• **EXERCISE OBJECTIVE**
List all lines of the data containing the word "name".

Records
☆ ☆ ☆ ☆
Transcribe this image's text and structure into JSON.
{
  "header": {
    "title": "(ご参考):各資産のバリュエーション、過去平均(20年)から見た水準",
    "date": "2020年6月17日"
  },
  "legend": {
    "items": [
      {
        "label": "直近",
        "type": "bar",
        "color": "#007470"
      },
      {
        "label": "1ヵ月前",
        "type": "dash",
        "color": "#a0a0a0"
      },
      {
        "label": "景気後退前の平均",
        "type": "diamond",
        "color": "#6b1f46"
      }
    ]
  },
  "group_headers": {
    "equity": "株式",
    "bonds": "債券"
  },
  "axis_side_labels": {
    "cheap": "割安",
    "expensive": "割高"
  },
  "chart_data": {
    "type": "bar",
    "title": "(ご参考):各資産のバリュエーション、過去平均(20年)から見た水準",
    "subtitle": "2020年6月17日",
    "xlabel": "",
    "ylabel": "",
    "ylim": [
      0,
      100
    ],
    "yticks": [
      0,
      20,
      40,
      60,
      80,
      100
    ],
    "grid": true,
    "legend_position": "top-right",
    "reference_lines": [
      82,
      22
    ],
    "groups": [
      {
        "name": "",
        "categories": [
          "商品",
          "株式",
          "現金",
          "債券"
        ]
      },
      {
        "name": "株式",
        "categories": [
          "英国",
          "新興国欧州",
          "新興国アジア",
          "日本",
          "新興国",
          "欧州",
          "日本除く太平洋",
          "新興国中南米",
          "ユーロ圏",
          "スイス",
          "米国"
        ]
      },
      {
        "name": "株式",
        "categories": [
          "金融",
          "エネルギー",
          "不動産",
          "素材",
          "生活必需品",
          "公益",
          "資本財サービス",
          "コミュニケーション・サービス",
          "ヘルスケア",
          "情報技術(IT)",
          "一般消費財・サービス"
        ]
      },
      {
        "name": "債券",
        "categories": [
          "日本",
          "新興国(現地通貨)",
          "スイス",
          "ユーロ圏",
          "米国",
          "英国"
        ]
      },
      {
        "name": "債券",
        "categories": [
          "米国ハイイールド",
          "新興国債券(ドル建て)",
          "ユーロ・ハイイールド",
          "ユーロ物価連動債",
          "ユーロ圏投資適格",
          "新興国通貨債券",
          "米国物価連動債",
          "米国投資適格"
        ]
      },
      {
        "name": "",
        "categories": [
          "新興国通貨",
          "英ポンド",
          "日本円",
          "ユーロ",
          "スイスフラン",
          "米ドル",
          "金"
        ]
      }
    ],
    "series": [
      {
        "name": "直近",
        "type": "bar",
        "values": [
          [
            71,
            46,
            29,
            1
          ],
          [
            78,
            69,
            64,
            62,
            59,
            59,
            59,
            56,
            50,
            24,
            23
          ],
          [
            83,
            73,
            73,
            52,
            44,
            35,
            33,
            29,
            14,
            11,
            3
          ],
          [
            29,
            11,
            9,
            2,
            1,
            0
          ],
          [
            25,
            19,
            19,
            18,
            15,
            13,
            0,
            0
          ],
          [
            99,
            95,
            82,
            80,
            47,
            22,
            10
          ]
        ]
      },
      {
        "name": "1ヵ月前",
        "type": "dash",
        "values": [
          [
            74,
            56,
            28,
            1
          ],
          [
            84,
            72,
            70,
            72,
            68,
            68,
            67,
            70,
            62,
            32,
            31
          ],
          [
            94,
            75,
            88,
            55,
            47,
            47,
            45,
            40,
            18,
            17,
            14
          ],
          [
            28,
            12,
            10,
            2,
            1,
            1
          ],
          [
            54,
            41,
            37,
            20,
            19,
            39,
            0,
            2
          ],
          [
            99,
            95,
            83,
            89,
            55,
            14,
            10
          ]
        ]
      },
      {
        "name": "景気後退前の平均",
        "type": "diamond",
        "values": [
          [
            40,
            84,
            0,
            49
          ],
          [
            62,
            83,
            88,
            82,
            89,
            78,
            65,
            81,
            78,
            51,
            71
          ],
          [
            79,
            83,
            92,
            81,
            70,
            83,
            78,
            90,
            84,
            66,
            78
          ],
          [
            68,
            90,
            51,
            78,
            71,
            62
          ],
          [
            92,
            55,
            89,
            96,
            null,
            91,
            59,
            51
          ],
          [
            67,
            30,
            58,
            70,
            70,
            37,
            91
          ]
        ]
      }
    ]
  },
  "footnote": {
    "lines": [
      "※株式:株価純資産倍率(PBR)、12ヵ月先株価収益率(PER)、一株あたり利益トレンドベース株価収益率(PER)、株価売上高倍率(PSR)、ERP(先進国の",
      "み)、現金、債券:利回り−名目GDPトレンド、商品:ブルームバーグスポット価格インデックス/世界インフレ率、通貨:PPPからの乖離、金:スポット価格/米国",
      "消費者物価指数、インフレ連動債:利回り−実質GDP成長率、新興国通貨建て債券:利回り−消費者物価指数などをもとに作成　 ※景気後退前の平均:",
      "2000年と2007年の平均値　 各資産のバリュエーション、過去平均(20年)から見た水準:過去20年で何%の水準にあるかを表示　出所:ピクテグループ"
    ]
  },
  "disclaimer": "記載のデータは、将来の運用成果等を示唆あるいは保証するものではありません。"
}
☆ ☆ ☆ ☆
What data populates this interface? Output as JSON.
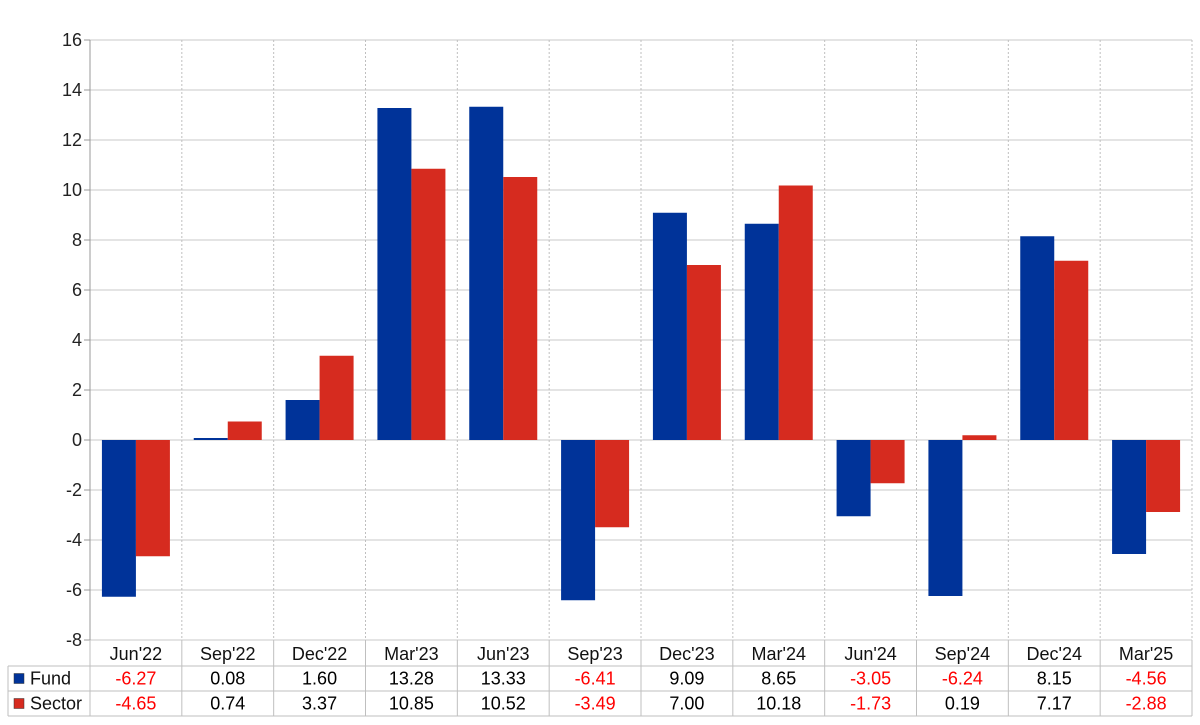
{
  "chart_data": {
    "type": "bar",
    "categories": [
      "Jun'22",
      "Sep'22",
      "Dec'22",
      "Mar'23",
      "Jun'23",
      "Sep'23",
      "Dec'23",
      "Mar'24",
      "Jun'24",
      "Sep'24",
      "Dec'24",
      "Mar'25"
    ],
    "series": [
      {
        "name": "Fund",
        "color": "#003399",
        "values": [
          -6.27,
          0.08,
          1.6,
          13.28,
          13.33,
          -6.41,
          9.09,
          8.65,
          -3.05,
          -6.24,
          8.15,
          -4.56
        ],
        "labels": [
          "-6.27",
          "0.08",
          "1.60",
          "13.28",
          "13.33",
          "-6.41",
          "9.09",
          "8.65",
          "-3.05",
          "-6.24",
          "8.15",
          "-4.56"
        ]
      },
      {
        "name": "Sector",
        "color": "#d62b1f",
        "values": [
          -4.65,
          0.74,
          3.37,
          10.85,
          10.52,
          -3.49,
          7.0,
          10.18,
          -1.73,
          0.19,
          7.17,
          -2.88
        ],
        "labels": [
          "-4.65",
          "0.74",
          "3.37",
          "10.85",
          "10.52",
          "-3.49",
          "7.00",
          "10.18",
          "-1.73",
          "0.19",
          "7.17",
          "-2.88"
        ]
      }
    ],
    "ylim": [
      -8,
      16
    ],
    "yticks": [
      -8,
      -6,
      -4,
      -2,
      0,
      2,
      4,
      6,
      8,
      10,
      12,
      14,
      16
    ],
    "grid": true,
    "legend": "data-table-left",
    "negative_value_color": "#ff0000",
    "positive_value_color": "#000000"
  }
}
☆ ☆ ☆ ☆
• **SOLUTION TO THE EXERCISE**
        "name": "",
        "name": "株式",
        "name": "株式",
        "name": "債券",
        "name": "債券",
        "name": "",
        "name": "直近",
        "name": "1ヵ月前",
        "name": "景気後退前の平均",
        "name": "Fund",
        "name": "Sector",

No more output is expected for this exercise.